▸ **EXERCISE PROMPT**:
Answer with one number: the count of lines in the listing below that hold the word "động".

Extracted data entries:
====

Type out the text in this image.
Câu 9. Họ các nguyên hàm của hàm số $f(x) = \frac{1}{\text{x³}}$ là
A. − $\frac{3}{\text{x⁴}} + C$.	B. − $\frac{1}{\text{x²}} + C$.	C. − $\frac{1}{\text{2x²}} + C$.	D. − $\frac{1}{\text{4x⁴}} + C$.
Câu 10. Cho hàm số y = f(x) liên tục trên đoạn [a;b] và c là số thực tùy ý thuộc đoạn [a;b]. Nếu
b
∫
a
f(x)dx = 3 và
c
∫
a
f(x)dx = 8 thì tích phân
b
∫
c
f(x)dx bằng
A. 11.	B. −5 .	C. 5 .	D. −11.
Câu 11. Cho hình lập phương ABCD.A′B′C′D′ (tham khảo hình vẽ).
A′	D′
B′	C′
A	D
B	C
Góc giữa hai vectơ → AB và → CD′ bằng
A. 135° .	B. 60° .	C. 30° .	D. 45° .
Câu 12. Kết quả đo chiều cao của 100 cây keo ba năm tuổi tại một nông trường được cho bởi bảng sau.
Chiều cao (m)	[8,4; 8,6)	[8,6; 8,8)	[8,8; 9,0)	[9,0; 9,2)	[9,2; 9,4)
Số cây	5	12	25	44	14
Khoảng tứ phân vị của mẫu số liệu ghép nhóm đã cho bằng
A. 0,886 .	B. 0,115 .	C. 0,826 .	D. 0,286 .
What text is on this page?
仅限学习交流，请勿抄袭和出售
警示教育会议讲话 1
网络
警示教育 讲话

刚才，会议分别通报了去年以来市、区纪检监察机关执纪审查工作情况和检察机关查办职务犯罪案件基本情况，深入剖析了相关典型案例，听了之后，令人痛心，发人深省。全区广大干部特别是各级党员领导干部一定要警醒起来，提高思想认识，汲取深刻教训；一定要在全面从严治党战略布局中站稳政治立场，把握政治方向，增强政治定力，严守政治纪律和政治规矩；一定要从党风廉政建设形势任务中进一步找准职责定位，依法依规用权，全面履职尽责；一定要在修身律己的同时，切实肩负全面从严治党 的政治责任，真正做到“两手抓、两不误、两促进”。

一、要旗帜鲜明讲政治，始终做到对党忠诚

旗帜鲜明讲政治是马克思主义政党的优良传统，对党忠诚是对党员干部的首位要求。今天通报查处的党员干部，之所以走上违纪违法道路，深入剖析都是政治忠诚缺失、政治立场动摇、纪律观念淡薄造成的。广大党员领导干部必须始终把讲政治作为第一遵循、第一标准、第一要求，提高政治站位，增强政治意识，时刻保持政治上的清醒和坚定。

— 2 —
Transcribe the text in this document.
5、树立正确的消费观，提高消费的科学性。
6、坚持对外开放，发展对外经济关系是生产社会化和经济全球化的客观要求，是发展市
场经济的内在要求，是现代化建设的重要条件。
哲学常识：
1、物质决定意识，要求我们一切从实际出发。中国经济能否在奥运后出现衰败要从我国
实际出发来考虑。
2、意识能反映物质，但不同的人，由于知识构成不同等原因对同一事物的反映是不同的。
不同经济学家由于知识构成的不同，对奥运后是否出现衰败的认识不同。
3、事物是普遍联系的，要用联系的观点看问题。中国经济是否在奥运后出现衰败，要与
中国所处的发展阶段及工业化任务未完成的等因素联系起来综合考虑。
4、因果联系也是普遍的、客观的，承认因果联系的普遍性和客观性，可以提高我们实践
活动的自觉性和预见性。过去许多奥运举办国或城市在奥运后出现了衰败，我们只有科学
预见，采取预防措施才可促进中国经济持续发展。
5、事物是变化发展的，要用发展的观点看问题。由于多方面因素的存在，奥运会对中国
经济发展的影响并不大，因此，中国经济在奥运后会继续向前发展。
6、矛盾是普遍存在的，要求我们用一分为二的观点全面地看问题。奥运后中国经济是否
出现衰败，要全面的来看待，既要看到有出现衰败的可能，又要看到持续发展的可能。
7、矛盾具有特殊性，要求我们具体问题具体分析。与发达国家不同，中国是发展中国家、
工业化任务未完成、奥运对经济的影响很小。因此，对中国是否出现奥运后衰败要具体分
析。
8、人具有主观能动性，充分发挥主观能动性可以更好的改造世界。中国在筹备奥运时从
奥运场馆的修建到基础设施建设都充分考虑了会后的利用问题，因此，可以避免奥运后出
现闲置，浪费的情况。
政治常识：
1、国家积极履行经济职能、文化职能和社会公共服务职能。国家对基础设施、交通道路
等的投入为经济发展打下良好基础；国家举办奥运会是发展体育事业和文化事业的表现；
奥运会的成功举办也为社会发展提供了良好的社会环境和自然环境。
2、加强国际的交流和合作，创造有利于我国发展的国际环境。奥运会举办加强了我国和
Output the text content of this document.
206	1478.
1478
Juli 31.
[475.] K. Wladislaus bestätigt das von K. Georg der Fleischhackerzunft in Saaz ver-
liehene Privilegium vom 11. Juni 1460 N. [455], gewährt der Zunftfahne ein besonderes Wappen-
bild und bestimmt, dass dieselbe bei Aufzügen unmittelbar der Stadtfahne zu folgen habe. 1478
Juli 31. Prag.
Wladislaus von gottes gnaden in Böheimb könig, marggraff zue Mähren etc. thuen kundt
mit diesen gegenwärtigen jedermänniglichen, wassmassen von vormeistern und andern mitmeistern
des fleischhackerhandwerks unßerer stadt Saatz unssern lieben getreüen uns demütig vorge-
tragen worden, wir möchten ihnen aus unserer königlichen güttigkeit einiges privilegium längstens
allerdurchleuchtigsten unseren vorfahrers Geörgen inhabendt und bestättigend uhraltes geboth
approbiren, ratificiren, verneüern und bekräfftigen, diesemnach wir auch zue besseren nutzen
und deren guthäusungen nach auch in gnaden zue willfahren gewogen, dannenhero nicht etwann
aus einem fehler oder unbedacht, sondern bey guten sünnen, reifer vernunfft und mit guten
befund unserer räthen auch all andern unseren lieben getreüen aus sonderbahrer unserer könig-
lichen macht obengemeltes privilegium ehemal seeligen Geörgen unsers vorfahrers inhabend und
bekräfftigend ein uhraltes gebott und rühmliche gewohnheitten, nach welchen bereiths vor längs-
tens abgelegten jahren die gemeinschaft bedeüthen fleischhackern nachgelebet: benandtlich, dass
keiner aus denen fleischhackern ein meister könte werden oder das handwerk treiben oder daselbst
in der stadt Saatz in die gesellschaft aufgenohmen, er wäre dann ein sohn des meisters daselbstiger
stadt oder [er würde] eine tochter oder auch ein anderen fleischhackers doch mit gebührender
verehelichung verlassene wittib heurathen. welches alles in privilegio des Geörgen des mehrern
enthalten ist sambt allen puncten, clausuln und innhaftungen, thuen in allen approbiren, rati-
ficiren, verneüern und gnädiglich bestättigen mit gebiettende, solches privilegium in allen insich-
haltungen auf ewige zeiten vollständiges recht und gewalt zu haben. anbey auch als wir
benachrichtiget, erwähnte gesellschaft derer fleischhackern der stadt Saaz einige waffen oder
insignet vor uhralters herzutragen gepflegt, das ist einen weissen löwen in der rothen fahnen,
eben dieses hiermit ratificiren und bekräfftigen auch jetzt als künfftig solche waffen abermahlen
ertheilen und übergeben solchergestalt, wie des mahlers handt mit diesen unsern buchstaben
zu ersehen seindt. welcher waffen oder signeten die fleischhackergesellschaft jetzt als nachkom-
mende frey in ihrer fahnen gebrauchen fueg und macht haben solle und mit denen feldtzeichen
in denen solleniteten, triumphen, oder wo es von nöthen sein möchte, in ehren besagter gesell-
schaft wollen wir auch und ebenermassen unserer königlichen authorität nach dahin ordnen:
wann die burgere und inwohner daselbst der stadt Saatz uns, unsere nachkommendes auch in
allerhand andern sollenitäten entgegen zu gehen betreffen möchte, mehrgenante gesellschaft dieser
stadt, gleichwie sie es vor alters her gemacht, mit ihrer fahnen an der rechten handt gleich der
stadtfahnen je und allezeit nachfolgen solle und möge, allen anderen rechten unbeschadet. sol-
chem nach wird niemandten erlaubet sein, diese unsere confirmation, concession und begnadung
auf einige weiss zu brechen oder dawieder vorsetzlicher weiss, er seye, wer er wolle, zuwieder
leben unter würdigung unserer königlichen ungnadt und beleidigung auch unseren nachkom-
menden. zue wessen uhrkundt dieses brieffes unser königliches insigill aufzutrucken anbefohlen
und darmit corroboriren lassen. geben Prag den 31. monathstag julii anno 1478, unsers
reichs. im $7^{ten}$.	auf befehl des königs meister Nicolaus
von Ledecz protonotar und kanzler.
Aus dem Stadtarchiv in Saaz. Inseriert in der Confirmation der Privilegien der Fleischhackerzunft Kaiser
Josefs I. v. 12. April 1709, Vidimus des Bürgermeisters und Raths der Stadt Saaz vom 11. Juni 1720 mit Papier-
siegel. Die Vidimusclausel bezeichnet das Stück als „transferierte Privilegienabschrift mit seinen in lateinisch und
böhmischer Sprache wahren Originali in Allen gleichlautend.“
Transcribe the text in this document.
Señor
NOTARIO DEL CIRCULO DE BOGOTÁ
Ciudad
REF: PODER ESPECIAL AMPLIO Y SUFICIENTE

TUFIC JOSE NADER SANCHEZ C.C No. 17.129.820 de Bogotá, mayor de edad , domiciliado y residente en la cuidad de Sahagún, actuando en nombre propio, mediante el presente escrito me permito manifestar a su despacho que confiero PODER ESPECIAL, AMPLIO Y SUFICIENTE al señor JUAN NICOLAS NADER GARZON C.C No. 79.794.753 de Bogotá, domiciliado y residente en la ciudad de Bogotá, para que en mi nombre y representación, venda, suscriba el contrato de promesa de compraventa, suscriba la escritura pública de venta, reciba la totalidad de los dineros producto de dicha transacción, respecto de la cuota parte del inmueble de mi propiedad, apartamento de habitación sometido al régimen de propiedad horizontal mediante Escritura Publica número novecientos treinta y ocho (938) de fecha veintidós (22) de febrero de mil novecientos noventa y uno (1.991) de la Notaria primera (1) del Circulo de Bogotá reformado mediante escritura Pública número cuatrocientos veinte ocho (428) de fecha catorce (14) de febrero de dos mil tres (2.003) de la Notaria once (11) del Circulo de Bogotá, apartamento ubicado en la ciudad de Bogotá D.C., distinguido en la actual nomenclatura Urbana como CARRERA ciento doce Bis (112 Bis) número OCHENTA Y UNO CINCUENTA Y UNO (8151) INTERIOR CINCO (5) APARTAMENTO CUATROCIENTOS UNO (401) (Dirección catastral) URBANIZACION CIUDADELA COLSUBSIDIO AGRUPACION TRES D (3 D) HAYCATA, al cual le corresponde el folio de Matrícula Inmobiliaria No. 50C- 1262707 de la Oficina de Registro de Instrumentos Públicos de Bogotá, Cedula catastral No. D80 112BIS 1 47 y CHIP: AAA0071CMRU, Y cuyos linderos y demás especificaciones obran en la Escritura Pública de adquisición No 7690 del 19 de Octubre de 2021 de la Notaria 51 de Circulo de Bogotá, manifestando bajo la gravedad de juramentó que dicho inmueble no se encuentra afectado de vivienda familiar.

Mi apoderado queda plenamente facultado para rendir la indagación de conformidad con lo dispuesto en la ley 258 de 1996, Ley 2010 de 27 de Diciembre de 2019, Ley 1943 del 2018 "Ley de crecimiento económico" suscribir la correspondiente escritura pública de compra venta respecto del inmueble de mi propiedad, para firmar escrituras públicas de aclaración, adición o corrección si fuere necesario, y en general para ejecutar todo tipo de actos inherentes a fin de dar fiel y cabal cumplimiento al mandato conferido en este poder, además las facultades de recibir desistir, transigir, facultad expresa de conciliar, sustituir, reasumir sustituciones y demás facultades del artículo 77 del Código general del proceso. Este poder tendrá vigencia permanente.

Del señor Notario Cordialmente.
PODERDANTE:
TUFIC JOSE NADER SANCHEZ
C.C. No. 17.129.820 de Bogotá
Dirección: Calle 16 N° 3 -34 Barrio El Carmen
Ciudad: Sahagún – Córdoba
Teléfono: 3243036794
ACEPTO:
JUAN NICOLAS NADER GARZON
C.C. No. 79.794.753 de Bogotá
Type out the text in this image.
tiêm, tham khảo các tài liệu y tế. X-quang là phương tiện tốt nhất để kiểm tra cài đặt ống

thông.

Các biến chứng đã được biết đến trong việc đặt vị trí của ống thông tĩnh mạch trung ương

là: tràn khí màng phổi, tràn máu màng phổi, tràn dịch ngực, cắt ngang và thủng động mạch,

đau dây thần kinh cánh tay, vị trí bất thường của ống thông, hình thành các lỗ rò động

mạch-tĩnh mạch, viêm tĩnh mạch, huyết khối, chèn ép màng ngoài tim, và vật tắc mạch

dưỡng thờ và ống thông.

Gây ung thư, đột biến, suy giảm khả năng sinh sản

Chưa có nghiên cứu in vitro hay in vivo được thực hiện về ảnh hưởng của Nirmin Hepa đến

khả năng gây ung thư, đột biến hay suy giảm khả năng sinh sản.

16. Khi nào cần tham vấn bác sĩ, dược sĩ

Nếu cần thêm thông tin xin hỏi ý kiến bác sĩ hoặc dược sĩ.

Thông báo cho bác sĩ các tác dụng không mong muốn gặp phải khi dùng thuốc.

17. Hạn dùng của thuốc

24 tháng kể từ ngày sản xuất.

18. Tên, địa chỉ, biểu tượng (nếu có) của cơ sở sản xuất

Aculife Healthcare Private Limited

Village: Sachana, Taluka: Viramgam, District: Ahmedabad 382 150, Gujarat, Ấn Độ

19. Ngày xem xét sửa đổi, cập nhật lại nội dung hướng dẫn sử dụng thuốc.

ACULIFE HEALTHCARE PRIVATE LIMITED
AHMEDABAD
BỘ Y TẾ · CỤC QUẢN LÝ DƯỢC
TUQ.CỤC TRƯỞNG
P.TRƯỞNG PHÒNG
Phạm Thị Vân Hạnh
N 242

====

▸ **EXERCISE RESULT**:
2